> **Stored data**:
※

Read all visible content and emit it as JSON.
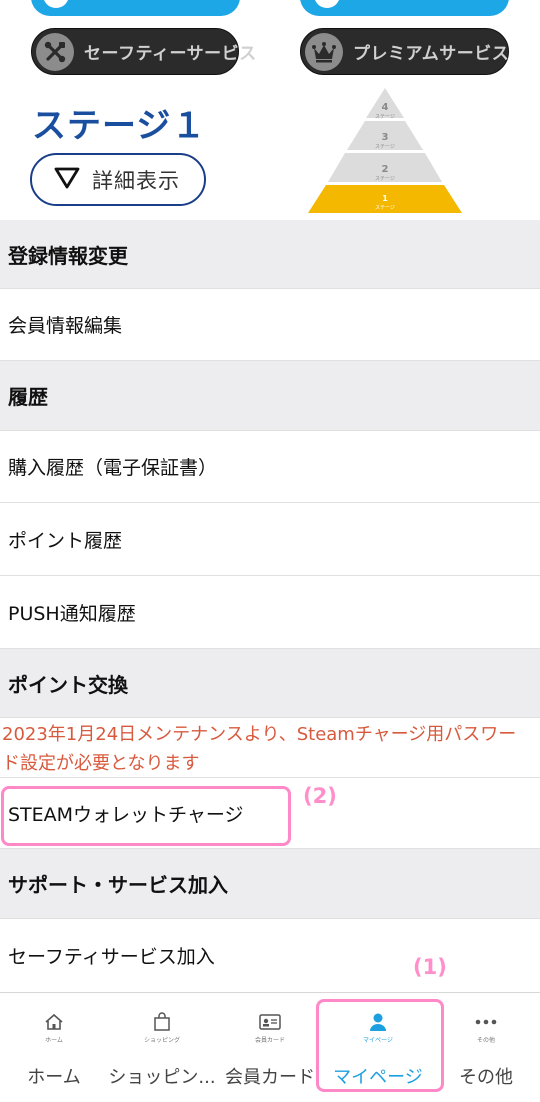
{
  "hero": {
    "safety_service_label": "セーフティーサービス",
    "premium_service_label": "プレミアムサービス",
    "stage_title": "ステージ１",
    "detail_button_label": "詳細表示",
    "pyramid": {
      "levels": [
        {
          "number": "4",
          "label": "ステージ"
        },
        {
          "number": "3",
          "label": "ステージ"
        },
        {
          "number": "2",
          "label": "ステージ"
        },
        {
          "number": "1",
          "label": "ステージ"
        }
      ],
      "active_level": "1",
      "active_color": "#f5b800",
      "inactive_color": "#dcdcdc"
    }
  },
  "sections": {
    "registration_header": "登録情報変更",
    "member_info_edit": "会員情報編集",
    "history_header": "履歴",
    "purchase_history": "購入履歴（電子保証書）",
    "point_history": "ポイント履歴",
    "push_history": "PUSH通知履歴",
    "point_exchange_header": "ポイント交換",
    "maintenance_notice": "2023年1月24日メンテナンスより、Steamチャージ用パスワード設定が必要となります",
    "steam_wallet_charge": "STEAMウォレットチャージ",
    "support_header": "サポート・サービス加入",
    "safety_service_join": "セーフティサービス加入"
  },
  "annotations": {
    "label_1": "(1)",
    "label_2": "(2)",
    "highlight_color": "#ff88c8"
  },
  "bottom_nav": {
    "home": {
      "tiny": "ホーム",
      "label": "ホーム"
    },
    "shopping": {
      "tiny": "ショッピング",
      "label": "ショッピン..."
    },
    "member_card": {
      "tiny": "会員カード",
      "label": "会員カード"
    },
    "mypage": {
      "tiny": "マイページ",
      "label": "マイページ"
    },
    "other": {
      "tiny": "その他",
      "label": "その他"
    },
    "active_item": "mypage",
    "active_color": "#1ea0e0"
  },
  "colors": {
    "brand_blue": "#1a4fa0",
    "notice_red": "#d85a3e",
    "section_header_bg": "#ededf0"
  }
}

※

> **Task statement**:
Leave out the pictures and repeat everything else in the records exactly.

> **Answer to this problem**:
Read all visible content and emit it as JSON.
{
  "hero": {
    "safety_service_label": "セーフティーサービス",
    "premium_service_label": "プレミアムサービス",
    "stage_title": "ステージ１",
    "detail_button_label": "詳細表示",
    "pyramid": {
      "levels": [
        {
          "number": "4",
          "label": "ステージ"
        },
        {
          "number": "3",
          "label": "ステージ"
        },
        {
          "number": "2",
          "label": "ステージ"
        },
        {
          "number": "1",
          "label": "ステージ"
        }
      ],
      "active_level": "1",
      "active_color": "#f5b800",
      "inactive_color": "#dcdcdc"
    }
  },
  "sections": {
    "registration_header": "登録情報変更",
    "member_info_edit": "会員情報編集",
    "history_header": "履歴",
    "purchase_history": "購入履歴（電子保証書）",
    "point_history": "ポイント履歴",
    "push_history": "PUSH通知履歴",
    "point_exchange_header": "ポイント交換",
    "maintenance_notice": "2023年1月24日メンテナンスより、Steamチャージ用パスワード設定が必要となります",
    "steam_wallet_charge": "STEAMウォレットチャージ",
    "support_header": "サポート・サービス加入",
    "safety_service_join": "セーフティサービス加入"
  },
  "annotations": {
    "label_1": "(1)",
    "label_2": "(2)",
    "highlight_color": "#ff88c8"
  },
  "bottom_nav": {
    "home": {
      "tiny": "ホーム",
      "label": "ホーム"
    },
    "shopping": {
      "tiny": "ショッピング",
      "label": "ショッピン..."
    },
    "member_card": {
      "tiny": "会員カード",
      "label": "会員カード"
    },
    "mypage": {
      "tiny": "マイページ",
      "label": "マイページ"
    },
    "other": {
      "tiny": "その他",
      "label": "その他"
    },
    "active_item": "mypage",
    "active_color": "#1ea0e0"
  },
  "colors": {
    "brand_blue": "#1a4fa0",
    "notice_red": "#d85a3e",
    "section_header_bg": "#ededf0"
  }
}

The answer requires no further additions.